Tally up the lines carrying the string "Requirement" and respond with only the resulting number.

Start of TASK DATA

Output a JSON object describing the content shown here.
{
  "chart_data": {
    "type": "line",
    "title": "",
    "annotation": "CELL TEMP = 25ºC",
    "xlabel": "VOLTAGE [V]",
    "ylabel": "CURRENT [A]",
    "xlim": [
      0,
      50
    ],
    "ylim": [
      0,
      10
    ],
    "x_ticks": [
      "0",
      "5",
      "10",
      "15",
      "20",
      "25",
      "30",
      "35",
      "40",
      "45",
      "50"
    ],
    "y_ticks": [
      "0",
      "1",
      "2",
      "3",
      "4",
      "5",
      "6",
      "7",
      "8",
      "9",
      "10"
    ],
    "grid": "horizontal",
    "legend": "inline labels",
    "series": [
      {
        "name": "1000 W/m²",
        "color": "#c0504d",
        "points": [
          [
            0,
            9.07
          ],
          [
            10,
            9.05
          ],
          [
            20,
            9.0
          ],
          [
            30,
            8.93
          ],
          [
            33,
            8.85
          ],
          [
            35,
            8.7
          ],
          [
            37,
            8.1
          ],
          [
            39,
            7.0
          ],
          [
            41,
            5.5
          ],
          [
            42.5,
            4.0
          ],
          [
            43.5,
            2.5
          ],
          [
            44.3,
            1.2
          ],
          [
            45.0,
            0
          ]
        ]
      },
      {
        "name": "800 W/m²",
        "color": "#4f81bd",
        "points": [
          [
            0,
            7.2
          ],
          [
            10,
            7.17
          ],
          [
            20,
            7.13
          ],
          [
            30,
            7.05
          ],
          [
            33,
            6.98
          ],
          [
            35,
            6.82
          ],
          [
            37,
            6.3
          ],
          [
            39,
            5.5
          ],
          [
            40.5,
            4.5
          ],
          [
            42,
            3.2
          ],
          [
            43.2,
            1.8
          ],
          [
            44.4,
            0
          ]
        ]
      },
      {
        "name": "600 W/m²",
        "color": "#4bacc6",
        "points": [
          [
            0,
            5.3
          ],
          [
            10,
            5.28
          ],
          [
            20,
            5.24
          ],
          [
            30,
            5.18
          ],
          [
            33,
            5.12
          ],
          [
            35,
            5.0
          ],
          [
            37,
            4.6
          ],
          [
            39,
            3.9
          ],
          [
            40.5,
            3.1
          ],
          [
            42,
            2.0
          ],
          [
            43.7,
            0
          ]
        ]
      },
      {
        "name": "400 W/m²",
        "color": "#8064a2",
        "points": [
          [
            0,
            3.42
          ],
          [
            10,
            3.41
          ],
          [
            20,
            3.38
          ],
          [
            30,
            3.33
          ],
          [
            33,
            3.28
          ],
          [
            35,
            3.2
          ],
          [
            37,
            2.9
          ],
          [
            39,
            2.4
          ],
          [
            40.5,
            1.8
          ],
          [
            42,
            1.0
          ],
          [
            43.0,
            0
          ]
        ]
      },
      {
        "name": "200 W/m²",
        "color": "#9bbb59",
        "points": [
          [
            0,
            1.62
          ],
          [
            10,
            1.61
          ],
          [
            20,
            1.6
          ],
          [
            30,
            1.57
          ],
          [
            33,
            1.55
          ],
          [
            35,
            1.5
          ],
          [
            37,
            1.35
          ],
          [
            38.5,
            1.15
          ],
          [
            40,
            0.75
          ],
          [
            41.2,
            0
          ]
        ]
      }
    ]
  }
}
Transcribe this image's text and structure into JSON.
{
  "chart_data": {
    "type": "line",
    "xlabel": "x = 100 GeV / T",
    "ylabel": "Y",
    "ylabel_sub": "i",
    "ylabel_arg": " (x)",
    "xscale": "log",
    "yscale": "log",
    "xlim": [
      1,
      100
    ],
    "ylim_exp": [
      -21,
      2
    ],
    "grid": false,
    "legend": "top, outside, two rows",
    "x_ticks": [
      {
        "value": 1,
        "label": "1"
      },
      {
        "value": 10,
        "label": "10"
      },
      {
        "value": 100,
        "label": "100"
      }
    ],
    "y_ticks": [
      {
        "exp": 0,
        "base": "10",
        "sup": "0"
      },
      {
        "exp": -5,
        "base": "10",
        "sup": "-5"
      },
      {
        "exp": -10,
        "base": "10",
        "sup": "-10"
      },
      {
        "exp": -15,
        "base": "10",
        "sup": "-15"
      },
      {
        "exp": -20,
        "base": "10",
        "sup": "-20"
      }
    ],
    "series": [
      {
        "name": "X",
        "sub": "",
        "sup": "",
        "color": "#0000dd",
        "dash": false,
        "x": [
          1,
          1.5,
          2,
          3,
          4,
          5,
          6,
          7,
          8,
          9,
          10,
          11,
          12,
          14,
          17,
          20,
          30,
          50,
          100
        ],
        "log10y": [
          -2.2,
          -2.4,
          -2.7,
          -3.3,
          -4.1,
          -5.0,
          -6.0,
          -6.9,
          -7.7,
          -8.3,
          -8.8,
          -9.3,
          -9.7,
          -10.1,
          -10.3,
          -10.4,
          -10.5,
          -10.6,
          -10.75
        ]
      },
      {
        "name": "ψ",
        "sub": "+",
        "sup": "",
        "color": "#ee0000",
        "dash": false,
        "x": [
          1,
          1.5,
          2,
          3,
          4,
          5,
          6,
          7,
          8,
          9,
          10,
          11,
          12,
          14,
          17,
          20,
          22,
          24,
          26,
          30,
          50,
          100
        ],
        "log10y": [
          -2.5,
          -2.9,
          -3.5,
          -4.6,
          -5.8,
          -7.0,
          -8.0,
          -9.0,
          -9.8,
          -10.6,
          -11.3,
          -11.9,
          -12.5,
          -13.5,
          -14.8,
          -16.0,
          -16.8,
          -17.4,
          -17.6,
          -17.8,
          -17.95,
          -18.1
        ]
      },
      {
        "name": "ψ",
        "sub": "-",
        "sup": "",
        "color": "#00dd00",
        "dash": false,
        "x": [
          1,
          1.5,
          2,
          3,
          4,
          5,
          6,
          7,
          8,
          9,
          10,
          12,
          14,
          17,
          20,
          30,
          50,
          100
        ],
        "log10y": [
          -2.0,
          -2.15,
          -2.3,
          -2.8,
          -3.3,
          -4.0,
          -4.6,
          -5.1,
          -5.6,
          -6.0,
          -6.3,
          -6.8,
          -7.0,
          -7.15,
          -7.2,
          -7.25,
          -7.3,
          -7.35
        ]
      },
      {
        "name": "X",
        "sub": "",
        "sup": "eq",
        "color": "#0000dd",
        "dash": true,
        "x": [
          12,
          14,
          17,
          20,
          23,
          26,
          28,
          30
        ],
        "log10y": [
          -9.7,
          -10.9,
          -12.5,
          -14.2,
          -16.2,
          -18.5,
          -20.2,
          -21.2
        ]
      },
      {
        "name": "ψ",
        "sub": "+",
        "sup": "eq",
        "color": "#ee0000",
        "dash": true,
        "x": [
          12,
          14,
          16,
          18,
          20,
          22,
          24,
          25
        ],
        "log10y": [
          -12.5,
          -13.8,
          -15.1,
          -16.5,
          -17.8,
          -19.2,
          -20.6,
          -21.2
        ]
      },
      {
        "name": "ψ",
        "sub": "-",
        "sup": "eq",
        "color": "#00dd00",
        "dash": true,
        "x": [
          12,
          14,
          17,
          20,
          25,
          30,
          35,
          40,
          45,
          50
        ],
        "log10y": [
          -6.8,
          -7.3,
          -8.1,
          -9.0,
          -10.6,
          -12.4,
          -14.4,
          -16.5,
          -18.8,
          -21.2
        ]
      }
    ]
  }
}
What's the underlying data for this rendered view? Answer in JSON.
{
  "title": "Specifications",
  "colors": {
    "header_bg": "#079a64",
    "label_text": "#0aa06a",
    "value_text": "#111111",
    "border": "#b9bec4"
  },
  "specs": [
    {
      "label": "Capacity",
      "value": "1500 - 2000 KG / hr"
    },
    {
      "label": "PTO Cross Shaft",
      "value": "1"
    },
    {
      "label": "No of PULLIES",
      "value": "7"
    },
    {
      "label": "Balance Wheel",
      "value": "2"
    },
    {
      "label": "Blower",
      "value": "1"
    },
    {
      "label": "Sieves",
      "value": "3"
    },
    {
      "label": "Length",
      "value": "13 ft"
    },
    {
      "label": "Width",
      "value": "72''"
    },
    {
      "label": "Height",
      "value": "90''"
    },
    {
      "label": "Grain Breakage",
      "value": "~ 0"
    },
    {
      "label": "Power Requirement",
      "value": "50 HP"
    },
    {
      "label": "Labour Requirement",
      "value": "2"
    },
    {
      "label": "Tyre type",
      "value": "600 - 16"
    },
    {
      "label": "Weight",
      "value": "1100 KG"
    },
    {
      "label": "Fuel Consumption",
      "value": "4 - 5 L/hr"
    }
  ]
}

End of TASK DATA

- _COMPLETED TASK_
2